*** DATA FOR ANALYSIS ***
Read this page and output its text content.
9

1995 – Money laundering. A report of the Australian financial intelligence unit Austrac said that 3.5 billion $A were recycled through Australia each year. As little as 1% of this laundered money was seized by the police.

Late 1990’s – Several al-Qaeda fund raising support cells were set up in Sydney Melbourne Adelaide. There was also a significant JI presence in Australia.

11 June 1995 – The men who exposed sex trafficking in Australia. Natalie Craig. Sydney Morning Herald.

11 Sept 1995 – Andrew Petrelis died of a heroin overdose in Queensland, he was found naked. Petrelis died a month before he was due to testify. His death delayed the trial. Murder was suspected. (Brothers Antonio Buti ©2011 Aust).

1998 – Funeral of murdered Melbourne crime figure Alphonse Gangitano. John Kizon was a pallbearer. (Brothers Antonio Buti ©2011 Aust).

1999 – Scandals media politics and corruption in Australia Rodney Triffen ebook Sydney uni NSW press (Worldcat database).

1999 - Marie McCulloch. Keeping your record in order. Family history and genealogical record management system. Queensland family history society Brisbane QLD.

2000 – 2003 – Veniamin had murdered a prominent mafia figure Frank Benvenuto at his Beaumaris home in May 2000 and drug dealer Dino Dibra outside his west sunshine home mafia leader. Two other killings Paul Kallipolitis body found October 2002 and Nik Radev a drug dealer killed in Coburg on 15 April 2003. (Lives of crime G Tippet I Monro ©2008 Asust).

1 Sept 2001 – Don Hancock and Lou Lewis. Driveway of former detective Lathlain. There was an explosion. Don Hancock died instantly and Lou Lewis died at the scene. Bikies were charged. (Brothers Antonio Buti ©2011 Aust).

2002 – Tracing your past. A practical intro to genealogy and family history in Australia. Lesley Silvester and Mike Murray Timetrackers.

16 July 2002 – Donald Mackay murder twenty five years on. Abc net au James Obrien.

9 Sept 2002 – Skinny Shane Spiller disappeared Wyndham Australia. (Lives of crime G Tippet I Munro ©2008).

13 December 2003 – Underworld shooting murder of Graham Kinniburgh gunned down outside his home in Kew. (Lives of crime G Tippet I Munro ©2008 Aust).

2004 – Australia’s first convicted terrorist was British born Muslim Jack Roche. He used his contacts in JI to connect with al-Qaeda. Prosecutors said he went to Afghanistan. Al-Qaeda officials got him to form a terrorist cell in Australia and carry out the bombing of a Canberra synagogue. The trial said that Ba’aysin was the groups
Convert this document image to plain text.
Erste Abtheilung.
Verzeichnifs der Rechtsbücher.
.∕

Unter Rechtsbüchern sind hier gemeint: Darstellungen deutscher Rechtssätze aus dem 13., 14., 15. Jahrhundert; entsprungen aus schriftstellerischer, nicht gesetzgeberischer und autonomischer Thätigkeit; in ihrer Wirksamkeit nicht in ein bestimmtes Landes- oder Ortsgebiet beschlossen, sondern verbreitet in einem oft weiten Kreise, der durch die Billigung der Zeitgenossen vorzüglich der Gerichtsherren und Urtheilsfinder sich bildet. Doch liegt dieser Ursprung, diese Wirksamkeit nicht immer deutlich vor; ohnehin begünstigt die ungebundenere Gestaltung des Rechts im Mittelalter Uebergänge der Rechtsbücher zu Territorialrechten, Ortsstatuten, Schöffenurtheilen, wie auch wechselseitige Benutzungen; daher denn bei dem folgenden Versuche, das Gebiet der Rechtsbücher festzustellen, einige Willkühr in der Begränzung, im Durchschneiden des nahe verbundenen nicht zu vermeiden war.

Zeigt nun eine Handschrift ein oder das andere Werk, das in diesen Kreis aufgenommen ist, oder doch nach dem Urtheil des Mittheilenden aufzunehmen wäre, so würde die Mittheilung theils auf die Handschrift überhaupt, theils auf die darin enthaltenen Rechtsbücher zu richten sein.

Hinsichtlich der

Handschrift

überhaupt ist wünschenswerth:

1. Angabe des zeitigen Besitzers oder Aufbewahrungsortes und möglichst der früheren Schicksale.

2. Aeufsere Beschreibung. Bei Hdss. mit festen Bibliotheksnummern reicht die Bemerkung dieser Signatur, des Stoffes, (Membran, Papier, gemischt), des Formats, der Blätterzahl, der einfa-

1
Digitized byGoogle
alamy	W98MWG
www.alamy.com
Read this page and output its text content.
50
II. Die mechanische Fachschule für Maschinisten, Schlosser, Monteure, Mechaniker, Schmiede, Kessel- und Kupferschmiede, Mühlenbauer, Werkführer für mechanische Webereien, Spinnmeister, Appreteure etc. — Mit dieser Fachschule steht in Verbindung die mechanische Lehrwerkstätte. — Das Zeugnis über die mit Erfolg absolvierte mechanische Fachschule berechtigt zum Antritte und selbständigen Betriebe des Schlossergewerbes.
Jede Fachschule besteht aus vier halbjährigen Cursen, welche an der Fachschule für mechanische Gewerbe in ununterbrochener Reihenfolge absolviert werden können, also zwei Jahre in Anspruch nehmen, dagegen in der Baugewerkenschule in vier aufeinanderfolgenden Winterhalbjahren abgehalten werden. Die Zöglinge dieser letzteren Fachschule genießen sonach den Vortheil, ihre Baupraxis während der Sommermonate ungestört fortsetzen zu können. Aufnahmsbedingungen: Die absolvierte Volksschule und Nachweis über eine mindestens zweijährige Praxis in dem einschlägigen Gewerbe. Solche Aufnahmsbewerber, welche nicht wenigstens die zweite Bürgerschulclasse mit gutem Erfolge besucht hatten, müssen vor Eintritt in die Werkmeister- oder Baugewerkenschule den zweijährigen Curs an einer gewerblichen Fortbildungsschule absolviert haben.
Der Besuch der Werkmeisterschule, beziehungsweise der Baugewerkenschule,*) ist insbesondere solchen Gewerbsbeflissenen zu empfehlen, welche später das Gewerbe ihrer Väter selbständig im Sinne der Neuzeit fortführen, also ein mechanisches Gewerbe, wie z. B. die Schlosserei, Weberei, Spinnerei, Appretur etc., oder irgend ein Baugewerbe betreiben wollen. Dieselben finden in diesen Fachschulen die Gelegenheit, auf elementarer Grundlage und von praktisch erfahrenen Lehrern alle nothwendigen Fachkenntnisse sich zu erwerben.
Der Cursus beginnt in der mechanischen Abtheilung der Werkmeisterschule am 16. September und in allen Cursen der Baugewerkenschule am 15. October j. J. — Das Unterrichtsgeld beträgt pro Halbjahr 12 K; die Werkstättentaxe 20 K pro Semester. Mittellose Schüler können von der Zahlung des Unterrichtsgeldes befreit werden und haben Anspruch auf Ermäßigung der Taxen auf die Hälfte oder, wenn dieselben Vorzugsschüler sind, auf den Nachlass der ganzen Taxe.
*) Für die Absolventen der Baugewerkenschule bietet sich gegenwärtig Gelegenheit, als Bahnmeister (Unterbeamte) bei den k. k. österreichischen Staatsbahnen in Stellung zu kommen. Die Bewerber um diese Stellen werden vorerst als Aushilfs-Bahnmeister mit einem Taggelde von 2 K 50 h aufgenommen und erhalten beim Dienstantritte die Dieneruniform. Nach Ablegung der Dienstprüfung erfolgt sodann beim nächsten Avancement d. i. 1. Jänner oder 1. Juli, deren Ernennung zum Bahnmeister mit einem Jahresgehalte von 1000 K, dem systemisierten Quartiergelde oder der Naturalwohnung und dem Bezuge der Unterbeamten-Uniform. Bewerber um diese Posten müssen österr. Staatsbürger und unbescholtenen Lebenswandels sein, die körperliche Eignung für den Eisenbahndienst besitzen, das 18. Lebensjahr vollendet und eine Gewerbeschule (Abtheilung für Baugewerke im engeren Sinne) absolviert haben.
***
▶ **WHAT TO WORK ON**
Transcribe all of the data, keeping every line identical.

▶ **SOLUTION TO THIS EXERCISE**
Read this page and output its text content.
9

1995 – Money laundering. A report of the Australian financial intelligence unit Austrac said that 3.5 billion $A were recycled through Australia each year. As little as 1% of this laundered money was seized by the police.

Late 1990’s – Several al-Qaeda fund raising support cells were set up in Sydney Melbourne Adelaide. There was also a significant JI presence in Australia.

11 June 1995 – The men who exposed sex trafficking in Australia. Natalie Craig. Sydney Morning Herald.

11 Sept 1995 – Andrew Petrelis died of a heroin overdose in Queensland, he was found naked. Petrelis died a month before he was due to testify. His death delayed the trial. Murder was suspected. (Brothers Antonio Buti ©2011 Aust).

1998 – Funeral of murdered Melbourne crime figure Alphonse Gangitano. John Kizon was a pallbearer. (Brothers Antonio Buti ©2011 Aust).

1999 – Scandals media politics and corruption in Australia Rodney Triffen ebook Sydney uni NSW press (Worldcat database).

1999 - Marie McCulloch. Keeping your record in order. Family history and genealogical record management system. Queensland family history society Brisbane QLD.

2000 – 2003 – Veniamin had murdered a prominent mafia figure Frank Benvenuto at his Beaumaris home in May 2000 and drug dealer Dino Dibra outside his west sunshine home mafia leader. Two other killings Paul Kallipolitis body found October 2002 and Nik Radev a drug dealer killed in Coburg on 15 April 2003. (Lives of crime G Tippet I Monro ©2008 Asust).

1 Sept 2001 – Don Hancock and Lou Lewis. Driveway of former detective Lathlain. There was an explosion. Don Hancock died instantly and Lou Lewis died at the scene. Bikies were charged. (Brothers Antonio Buti ©2011 Aust).

2002 – Tracing your past. A practical intro to genealogy and family history in Australia. Lesley Silvester and Mike Murray Timetrackers.

16 July 2002 – Donald Mackay murder twenty five years on. Abc net au James Obrien.

9 Sept 2002 – Skinny Shane Spiller disappeared Wyndham Australia. (Lives of crime G Tippet I Munro ©2008).

13 December 2003 – Underworld shooting murder of Graham Kinniburgh gunned down outside his home in Kew. (Lives of crime G Tippet I Munro ©2008 Aust).

2004 – Australia’s first convicted terrorist was British born Muslim Jack Roche. He used his contacts in JI to connect with al-Qaeda. Prosecutors said he went to Afghanistan. Al-Qaeda officials got him to form a terrorist cell in Australia and carry out the bombing of a Canberra synagogue. The trial said that Ba’aysin was the groups
Convert this document image to plain text.
Erste Abtheilung.
Verzeichnifs der Rechtsbücher.
.∕

Unter Rechtsbüchern sind hier gemeint: Darstellungen deutscher Rechtssätze aus dem 13., 14., 15. Jahrhundert; entsprungen aus schriftstellerischer, nicht gesetzgeberischer und autonomischer Thätigkeit; in ihrer Wirksamkeit nicht in ein bestimmtes Landes- oder Ortsgebiet beschlossen, sondern verbreitet in einem oft weiten Kreise, der durch die Billigung der Zeitgenossen vorzüglich der Gerichtsherren und Urtheilsfinder sich bildet. Doch liegt dieser Ursprung, diese Wirksamkeit nicht immer deutlich vor; ohnehin begünstigt die ungebundenere Gestaltung des Rechts im Mittelalter Uebergänge der Rechtsbücher zu Territorialrechten, Ortsstatuten, Schöffenurtheilen, wie auch wechselseitige Benutzungen; daher denn bei dem folgenden Versuche, das Gebiet der Rechtsbücher festzustellen, einige Willkühr in der Begränzung, im Durchschneiden des nahe verbundenen nicht zu vermeiden war.

Zeigt nun eine Handschrift ein oder das andere Werk, das in diesen Kreis aufgenommen ist, oder doch nach dem Urtheil des Mittheilenden aufzunehmen wäre, so würde die Mittheilung theils auf die Handschrift überhaupt, theils auf die darin enthaltenen Rechtsbücher zu richten sein.

Hinsichtlich der

Handschrift

überhaupt ist wünschenswerth:

1. Angabe des zeitigen Besitzers oder Aufbewahrungsortes und möglichst der früheren Schicksale.

2. Aeufsere Beschreibung. Bei Hdss. mit festen Bibliotheksnummern reicht die Bemerkung dieser Signatur, des Stoffes, (Membran, Papier, gemischt), des Formats, der Blätterzahl, der einfa-

1
Digitized byGoogle
alamy	W98MWG
www.alamy.com
Read this page and output its text content.
50
II. Die mechanische Fachschule für Maschinisten, Schlosser, Monteure, Mechaniker, Schmiede, Kessel- und Kupferschmiede, Mühlenbauer, Werkführer für mechanische Webereien, Spinnmeister, Appreteure etc. — Mit dieser Fachschule steht in Verbindung die mechanische Lehrwerkstätte. — Das Zeugnis über die mit Erfolg absolvierte mechanische Fachschule berechtigt zum Antritte und selbständigen Betriebe des Schlossergewerbes.
Jede Fachschule besteht aus vier halbjährigen Cursen, welche an der Fachschule für mechanische Gewerbe in ununterbrochener Reihenfolge absolviert werden können, also zwei Jahre in Anspruch nehmen, dagegen in der Baugewerkenschule in vier aufeinanderfolgenden Winterhalbjahren abgehalten werden. Die Zöglinge dieser letzteren Fachschule genießen sonach den Vortheil, ihre Baupraxis während der Sommermonate ungestört fortsetzen zu können. Aufnahmsbedingungen: Die absolvierte Volksschule und Nachweis über eine mindestens zweijährige Praxis in dem einschlägigen Gewerbe. Solche Aufnahmsbewerber, welche nicht wenigstens die zweite Bürgerschulclasse mit gutem Erfolge besucht hatten, müssen vor Eintritt in die Werkmeister- oder Baugewerkenschule den zweijährigen Curs an einer gewerblichen Fortbildungsschule absolviert haben.
Der Besuch der Werkmeisterschule, beziehungsweise der Baugewerkenschule,*) ist insbesondere solchen Gewerbsbeflissenen zu empfehlen, welche später das Gewerbe ihrer Väter selbständig im Sinne der Neuzeit fortführen, also ein mechanisches Gewerbe, wie z. B. die Schlosserei, Weberei, Spinnerei, Appretur etc., oder irgend ein Baugewerbe betreiben wollen. Dieselben finden in diesen Fachschulen die Gelegenheit, auf elementarer Grundlage und von praktisch erfahrenen Lehrern alle nothwendigen Fachkenntnisse sich zu erwerben.
Der Cursus beginnt in der mechanischen Abtheilung der Werkmeisterschule am 16. September und in allen Cursen der Baugewerkenschule am 15. October j. J. — Das Unterrichtsgeld beträgt pro Halbjahr 12 K; die Werkstättentaxe 20 K pro Semester. Mittellose Schüler können von der Zahlung des Unterrichtsgeldes befreit werden und haben Anspruch auf Ermäßigung der Taxen auf die Hälfte oder, wenn dieselben Vorzugsschüler sind, auf den Nachlass der ganzen Taxe.
*) Für die Absolventen der Baugewerkenschule bietet sich gegenwärtig Gelegenheit, als Bahnmeister (Unterbeamte) bei den k. k. österreichischen Staatsbahnen in Stellung zu kommen. Die Bewerber um diese Stellen werden vorerst als Aushilfs-Bahnmeister mit einem Taggelde von 2 K 50 h aufgenommen und erhalten beim Dienstantritte die Dieneruniform. Nach Ablegung der Dienstprüfung erfolgt sodann beim nächsten Avancement d. i. 1. Jänner oder 1. Juli, deren Ernennung zum Bahnmeister mit einem Jahresgehalte von 1000 K, dem systemisierten Quartiergelde oder der Naturalwohnung und dem Bezuge der Unterbeamten-Uniform. Bewerber um diese Posten müssen österr. Staatsbürger und unbescholtenen Lebenswandels sein, die körperliche Eignung für den Eisenbahndienst besitzen, das 18. Lebensjahr vollendet und eine Gewerbeschule (Abtheilung für Baugewerke im engeren Sinne) absolviert haben.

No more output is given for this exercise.